--- WORK REQUIRED ---
Each record below must be retyped exactly, with nothing left out.

Excerpts from a dataset:
════
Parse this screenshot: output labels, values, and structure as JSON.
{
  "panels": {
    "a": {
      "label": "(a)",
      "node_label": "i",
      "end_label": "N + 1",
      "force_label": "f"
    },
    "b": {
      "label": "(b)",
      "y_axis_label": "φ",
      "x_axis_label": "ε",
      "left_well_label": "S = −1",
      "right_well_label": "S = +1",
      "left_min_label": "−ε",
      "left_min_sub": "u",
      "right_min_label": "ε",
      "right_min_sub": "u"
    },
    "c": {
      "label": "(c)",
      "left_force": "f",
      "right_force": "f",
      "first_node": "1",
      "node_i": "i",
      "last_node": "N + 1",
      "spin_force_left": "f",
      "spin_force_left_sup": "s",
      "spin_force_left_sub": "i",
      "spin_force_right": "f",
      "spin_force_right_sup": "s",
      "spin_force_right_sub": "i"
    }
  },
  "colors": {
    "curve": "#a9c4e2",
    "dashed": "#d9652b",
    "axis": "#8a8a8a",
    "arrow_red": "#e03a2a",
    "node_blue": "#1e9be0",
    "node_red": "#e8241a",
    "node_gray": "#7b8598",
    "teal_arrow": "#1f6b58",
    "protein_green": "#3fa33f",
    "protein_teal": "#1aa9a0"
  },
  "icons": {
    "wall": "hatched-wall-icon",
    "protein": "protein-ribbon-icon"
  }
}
════
--- ANSWER FOR THIS EXERCISE ---
Parse this screenshot: output labels, values, and structure as JSON.
{
  "panels": {
    "a": {
      "label": "(a)",
      "node_label": "i",
      "end_label": "N + 1",
      "force_label": "f"
    },
    "b": {
      "label": "(b)",
      "y_axis_label": "φ",
      "x_axis_label": "ε",
      "left_well_label": "S = −1",
      "right_well_label": "S = +1",
      "left_min_label": "−ε",
      "left_min_sub": "u",
      "right_min_label": "ε",
      "right_min_sub": "u"
    },
    "c": {
      "label": "(c)",
      "left_force": "f",
      "right_force": "f",
      "first_node": "1",
      "node_i": "i",
      "last_node": "N + 1",
      "spin_force_left": "f",
      "spin_force_left_sup": "s",
      "spin_force_left_sub": "i",
      "spin_force_right": "f",
      "spin_force_right_sup": "s",
      "spin_force_right_sub": "i"
    }
  },
  "colors": {
    "curve": "#a9c4e2",
    "dashed": "#d9652b",
    "axis": "#8a8a8a",
    "arrow_red": "#e03a2a",
    "node_blue": "#1e9be0",
    "node_red": "#e8241a",
    "node_gray": "#7b8598",
    "teal_arrow": "#1f6b58",
    "protein_green": "#3fa33f",
    "protein_teal": "#1aa9a0"
  },
  "icons": {
    "wall": "hatched-wall-icon",
    "protein": "protein-ribbon-icon"
  }
}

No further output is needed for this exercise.